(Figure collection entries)

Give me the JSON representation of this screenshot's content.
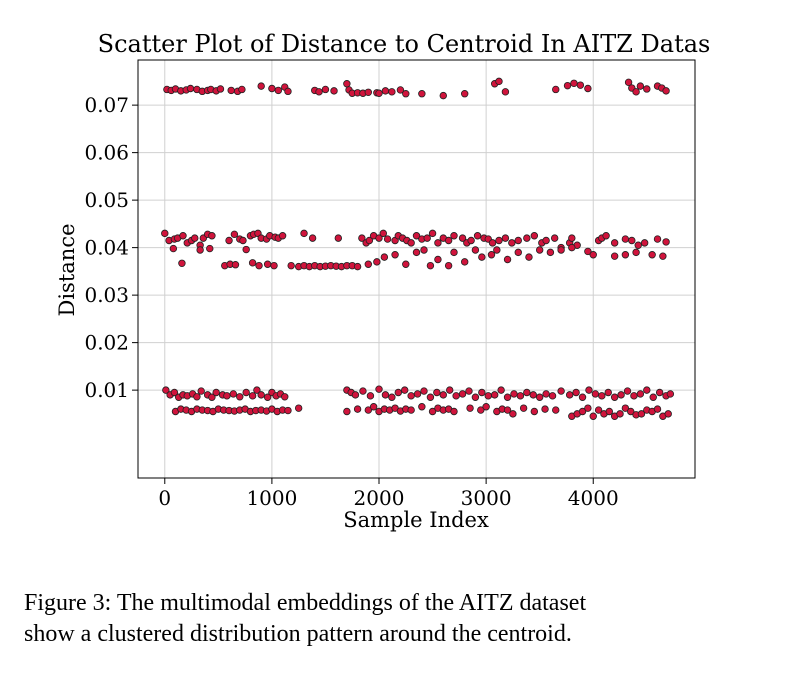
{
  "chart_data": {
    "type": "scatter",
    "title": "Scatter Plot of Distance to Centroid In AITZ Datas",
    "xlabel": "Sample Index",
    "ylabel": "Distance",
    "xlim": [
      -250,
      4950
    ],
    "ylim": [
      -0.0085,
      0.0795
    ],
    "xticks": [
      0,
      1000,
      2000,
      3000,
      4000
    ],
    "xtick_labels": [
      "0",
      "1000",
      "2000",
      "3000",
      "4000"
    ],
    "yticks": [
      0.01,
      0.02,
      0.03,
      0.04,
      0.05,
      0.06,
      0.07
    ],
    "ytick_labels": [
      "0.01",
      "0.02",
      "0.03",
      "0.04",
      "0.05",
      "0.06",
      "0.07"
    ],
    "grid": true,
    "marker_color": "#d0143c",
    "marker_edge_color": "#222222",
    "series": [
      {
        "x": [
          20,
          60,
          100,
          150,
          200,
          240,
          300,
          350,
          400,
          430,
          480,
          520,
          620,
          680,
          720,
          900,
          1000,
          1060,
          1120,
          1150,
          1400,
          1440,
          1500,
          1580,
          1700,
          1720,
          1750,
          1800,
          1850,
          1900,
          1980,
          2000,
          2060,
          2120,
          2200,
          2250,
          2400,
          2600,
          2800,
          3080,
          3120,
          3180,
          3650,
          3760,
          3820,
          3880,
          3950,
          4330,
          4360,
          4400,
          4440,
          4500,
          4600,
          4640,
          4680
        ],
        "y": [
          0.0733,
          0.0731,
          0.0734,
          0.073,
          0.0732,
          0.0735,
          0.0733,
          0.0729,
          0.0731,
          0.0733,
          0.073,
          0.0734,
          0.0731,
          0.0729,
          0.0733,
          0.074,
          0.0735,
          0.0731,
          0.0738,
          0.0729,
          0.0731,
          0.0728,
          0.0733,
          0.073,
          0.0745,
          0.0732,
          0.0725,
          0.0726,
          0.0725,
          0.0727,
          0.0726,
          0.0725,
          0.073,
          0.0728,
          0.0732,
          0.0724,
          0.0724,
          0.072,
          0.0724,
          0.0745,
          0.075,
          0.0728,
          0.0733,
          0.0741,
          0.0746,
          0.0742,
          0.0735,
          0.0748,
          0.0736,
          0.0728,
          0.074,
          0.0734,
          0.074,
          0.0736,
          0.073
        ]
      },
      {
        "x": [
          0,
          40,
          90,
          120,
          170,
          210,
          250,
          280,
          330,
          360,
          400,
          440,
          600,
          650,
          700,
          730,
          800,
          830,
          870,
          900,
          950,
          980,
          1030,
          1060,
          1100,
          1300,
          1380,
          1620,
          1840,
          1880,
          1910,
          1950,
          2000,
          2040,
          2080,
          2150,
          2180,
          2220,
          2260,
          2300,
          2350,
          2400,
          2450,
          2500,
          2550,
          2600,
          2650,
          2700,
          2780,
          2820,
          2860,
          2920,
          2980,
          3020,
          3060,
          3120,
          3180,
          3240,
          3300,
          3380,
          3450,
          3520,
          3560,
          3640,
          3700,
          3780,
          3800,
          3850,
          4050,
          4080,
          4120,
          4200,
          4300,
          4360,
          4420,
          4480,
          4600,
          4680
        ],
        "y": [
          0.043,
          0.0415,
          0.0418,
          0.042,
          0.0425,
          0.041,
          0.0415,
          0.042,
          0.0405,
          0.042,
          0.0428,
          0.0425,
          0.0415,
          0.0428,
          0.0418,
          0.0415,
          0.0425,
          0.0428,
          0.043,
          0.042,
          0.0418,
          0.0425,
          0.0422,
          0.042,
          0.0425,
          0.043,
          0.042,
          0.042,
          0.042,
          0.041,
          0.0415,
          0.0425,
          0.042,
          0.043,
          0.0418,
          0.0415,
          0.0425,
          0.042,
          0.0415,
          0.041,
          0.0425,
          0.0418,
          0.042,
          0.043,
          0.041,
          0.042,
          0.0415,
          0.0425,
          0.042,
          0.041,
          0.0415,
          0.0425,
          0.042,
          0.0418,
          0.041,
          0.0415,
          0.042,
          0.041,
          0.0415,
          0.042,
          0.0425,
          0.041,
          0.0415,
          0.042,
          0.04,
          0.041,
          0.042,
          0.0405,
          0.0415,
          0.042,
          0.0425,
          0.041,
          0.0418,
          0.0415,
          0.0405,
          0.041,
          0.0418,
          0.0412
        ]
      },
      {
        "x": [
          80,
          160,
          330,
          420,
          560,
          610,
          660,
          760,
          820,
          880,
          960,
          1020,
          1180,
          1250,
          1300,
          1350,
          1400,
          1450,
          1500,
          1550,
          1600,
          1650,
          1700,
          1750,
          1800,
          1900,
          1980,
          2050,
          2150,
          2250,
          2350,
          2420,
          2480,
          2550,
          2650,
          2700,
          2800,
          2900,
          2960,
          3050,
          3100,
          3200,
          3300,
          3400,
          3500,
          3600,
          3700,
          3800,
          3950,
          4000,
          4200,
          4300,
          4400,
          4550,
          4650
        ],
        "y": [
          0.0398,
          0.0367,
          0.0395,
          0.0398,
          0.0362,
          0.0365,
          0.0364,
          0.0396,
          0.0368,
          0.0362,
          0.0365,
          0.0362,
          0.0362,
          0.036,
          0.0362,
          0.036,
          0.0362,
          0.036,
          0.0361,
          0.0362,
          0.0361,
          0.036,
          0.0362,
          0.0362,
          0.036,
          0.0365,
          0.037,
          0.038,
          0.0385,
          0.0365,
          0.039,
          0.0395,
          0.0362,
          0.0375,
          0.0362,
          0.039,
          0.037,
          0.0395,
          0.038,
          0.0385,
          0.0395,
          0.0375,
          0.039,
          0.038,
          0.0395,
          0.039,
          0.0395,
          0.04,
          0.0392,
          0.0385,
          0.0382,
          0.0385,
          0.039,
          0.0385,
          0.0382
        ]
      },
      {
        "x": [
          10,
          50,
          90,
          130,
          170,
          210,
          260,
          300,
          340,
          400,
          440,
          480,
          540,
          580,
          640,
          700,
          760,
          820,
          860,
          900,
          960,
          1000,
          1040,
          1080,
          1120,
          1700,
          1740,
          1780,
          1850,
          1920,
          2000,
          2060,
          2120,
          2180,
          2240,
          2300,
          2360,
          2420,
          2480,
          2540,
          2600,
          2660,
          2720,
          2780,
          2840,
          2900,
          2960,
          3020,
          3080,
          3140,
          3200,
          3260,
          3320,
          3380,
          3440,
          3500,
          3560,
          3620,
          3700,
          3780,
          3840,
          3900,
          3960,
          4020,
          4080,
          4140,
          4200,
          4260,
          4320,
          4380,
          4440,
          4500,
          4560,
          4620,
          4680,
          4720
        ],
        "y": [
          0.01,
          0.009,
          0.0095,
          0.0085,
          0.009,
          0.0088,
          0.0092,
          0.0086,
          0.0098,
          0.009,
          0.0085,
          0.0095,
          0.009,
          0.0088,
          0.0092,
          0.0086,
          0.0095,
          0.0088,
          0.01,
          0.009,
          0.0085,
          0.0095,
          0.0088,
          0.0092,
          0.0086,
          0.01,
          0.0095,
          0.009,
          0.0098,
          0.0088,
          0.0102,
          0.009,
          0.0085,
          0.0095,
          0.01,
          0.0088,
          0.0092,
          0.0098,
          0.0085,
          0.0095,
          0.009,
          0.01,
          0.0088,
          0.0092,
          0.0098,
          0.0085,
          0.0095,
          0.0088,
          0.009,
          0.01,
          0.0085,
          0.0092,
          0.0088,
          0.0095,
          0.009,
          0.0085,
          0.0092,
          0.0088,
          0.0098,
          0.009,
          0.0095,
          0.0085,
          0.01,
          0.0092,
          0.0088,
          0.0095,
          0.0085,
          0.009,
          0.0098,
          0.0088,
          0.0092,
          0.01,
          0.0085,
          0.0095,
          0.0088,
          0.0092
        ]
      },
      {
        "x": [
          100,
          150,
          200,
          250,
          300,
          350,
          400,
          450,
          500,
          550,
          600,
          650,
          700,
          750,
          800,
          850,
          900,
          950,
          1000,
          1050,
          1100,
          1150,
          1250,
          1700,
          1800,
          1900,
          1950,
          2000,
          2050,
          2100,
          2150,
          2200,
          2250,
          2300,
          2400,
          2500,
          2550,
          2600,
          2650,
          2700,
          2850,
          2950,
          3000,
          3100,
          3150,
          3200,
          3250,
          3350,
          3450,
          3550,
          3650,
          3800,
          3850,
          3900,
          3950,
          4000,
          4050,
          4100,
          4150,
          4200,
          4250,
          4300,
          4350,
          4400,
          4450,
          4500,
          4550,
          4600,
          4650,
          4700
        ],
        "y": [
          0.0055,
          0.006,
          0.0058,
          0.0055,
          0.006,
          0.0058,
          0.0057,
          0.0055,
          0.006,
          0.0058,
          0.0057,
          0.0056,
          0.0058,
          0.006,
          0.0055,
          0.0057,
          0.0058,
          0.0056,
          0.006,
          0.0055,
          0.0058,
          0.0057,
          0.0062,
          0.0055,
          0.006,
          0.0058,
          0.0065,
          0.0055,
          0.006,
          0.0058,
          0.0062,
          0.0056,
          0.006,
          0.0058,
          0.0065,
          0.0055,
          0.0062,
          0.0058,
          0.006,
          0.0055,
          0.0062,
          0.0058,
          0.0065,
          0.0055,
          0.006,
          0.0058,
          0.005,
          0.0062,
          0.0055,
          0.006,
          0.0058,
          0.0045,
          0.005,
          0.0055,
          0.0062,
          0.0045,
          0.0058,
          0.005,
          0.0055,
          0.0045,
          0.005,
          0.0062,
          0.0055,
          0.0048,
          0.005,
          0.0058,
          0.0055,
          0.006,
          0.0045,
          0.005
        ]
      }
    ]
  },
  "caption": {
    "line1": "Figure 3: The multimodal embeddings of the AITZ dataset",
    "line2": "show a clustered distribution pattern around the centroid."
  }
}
--
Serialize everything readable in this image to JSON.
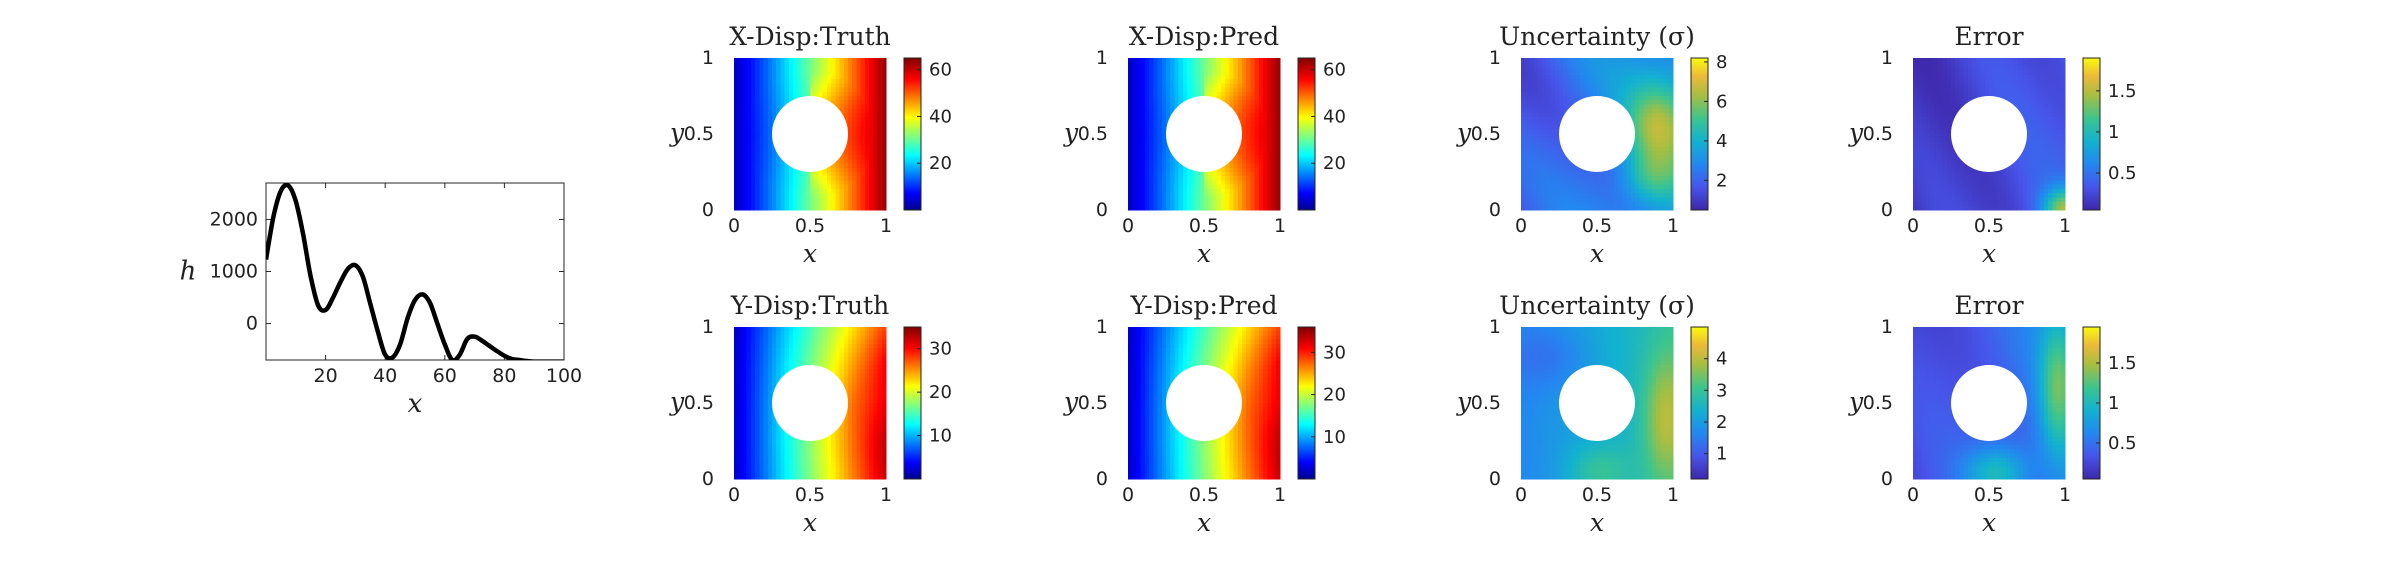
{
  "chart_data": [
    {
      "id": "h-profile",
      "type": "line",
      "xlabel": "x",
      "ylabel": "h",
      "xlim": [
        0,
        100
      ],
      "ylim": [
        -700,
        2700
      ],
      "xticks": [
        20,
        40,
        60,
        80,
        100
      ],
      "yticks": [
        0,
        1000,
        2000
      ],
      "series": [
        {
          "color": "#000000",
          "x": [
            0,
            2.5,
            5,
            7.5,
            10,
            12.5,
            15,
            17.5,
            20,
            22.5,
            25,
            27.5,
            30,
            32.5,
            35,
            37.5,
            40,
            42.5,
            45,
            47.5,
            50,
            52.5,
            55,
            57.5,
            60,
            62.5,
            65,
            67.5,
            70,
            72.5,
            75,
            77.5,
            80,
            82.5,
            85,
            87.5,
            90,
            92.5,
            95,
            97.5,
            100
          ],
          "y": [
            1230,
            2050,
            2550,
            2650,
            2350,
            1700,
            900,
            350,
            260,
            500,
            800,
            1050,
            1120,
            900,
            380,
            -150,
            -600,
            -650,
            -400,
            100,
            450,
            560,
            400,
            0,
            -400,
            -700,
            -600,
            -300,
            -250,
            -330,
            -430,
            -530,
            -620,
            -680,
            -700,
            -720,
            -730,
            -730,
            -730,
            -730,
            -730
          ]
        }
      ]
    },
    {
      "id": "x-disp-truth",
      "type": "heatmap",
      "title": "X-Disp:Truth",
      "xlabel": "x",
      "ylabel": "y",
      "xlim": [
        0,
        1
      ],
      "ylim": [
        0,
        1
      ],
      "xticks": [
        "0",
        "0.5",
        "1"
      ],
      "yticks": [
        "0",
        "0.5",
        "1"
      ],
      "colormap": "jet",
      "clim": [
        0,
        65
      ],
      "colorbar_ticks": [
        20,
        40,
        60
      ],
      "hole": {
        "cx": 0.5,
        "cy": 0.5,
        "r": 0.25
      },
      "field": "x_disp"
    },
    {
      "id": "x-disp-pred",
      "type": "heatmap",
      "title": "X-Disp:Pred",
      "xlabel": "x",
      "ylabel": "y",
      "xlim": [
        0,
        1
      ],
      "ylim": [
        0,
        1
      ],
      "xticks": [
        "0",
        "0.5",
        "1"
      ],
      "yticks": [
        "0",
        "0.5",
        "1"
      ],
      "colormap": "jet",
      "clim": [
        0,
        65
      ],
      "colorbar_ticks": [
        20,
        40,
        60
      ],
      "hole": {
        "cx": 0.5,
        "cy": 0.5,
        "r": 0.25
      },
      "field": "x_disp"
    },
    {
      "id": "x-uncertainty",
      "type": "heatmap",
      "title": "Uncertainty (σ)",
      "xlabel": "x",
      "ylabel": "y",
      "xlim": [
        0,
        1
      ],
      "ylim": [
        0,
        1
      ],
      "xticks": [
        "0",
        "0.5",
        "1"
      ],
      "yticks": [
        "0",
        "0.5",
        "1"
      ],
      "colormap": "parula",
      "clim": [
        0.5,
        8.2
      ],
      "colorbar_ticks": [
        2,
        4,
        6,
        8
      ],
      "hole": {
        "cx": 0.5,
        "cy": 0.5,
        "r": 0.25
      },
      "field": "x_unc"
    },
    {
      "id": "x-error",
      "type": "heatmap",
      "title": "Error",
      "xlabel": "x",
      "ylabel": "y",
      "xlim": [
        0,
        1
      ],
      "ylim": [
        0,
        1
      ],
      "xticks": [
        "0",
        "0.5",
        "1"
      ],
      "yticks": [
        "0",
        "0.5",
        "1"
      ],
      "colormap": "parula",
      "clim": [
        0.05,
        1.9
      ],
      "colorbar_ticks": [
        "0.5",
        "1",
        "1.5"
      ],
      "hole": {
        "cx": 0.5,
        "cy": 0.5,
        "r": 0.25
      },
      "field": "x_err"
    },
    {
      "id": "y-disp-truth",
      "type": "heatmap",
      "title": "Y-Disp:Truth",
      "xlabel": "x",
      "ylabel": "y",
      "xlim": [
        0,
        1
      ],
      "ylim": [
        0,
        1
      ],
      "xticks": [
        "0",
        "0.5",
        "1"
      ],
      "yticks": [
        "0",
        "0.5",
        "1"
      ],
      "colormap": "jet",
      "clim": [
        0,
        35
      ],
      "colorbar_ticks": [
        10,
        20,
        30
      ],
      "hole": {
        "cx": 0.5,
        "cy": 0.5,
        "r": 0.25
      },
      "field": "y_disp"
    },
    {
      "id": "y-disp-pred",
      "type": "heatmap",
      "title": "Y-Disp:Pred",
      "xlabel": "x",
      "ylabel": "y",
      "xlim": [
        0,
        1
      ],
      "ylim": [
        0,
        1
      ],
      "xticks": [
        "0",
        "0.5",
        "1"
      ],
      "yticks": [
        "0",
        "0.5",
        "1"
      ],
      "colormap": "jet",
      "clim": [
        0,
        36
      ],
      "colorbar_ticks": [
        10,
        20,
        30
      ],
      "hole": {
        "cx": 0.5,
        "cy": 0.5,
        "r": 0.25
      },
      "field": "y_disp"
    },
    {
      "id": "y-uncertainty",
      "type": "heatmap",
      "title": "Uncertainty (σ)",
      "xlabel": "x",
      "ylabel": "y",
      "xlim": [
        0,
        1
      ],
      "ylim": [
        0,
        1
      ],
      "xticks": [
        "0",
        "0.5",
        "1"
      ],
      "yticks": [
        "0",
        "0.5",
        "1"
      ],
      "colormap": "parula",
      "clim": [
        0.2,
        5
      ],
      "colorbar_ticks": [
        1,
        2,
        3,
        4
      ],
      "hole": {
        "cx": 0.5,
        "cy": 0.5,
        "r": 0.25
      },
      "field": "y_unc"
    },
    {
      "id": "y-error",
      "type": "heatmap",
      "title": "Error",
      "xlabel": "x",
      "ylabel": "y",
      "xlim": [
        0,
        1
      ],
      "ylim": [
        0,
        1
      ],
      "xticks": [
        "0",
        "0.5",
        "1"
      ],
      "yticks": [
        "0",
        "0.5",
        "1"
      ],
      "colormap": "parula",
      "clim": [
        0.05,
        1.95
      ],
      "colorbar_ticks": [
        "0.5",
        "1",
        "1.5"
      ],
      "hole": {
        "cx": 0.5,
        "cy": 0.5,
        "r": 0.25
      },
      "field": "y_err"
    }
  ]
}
* * *
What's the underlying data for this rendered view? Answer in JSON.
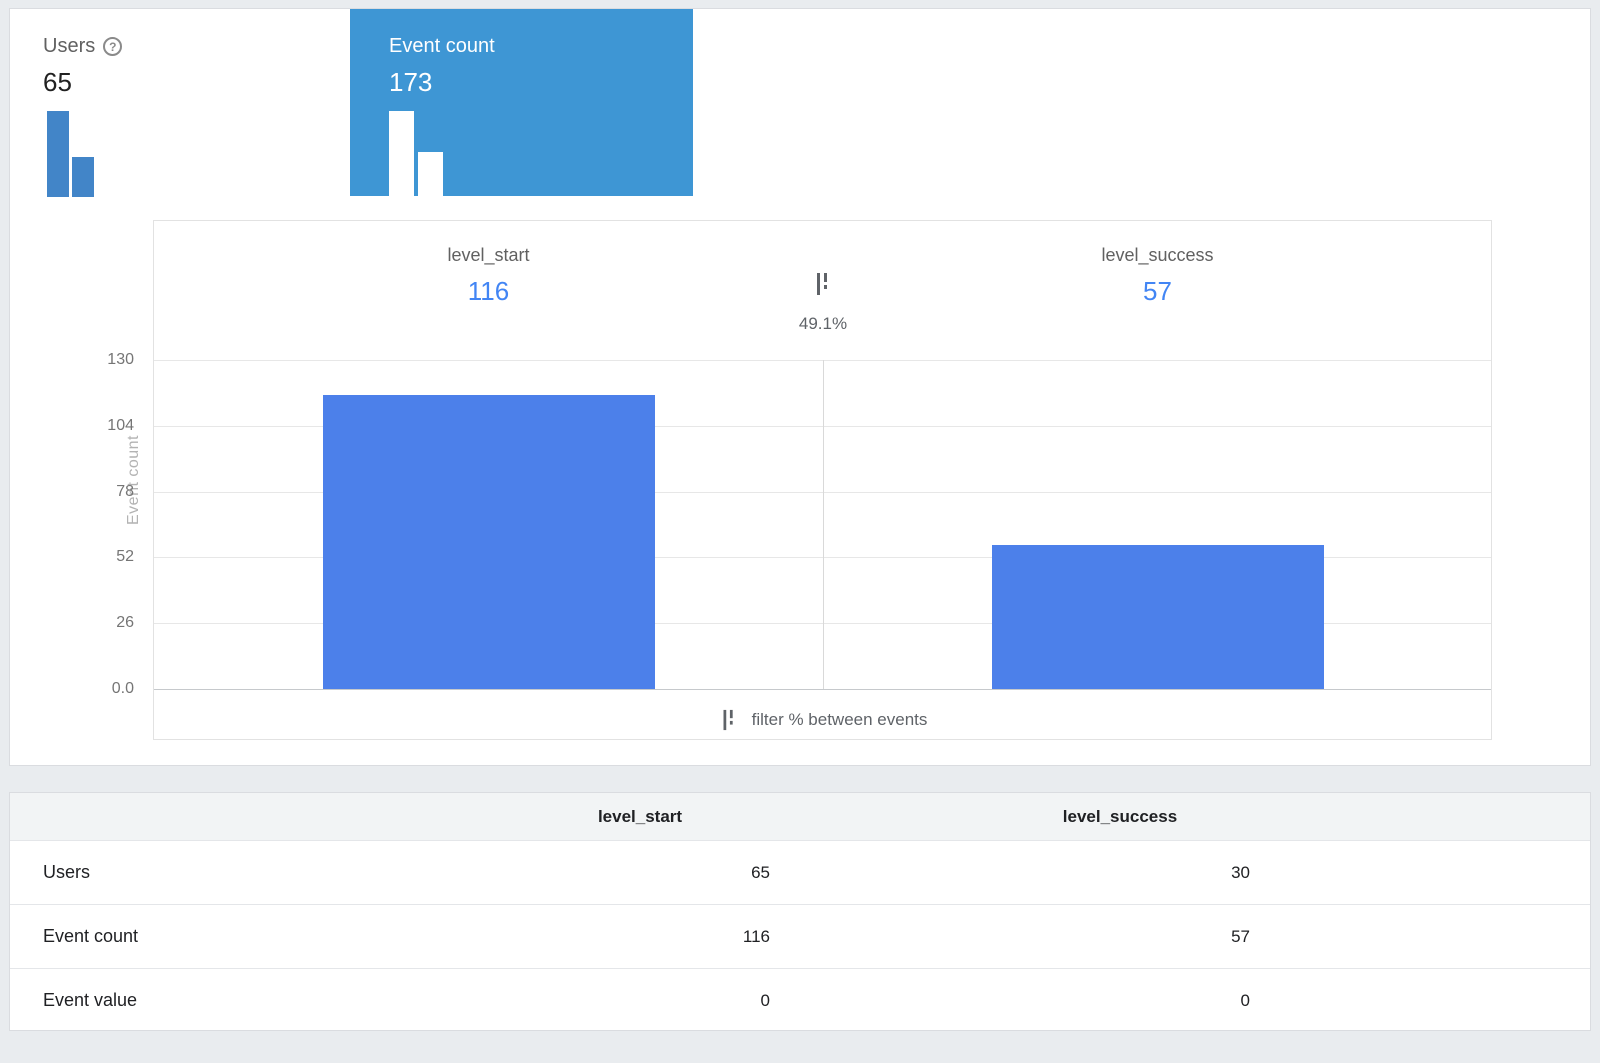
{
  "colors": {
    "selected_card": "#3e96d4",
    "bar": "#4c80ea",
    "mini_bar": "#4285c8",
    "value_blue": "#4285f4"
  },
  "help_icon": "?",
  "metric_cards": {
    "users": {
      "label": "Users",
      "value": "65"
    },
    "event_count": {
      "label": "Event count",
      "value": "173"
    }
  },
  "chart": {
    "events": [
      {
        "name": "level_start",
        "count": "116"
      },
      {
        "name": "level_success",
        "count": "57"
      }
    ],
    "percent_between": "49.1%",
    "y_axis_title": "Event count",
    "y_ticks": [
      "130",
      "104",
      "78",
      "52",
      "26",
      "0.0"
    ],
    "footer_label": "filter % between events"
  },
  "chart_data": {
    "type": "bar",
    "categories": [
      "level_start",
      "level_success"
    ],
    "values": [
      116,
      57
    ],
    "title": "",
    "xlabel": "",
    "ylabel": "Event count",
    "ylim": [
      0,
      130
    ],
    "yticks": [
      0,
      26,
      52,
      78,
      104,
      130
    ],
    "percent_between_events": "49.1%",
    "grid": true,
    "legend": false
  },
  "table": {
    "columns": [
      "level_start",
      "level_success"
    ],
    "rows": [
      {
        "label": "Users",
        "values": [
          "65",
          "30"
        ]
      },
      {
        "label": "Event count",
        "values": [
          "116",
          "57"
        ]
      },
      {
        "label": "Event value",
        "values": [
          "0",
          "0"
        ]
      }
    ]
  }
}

What you should do: In the records above, tally the lines where the word "name" appears, and give the number and nothing else.

Solution below: 2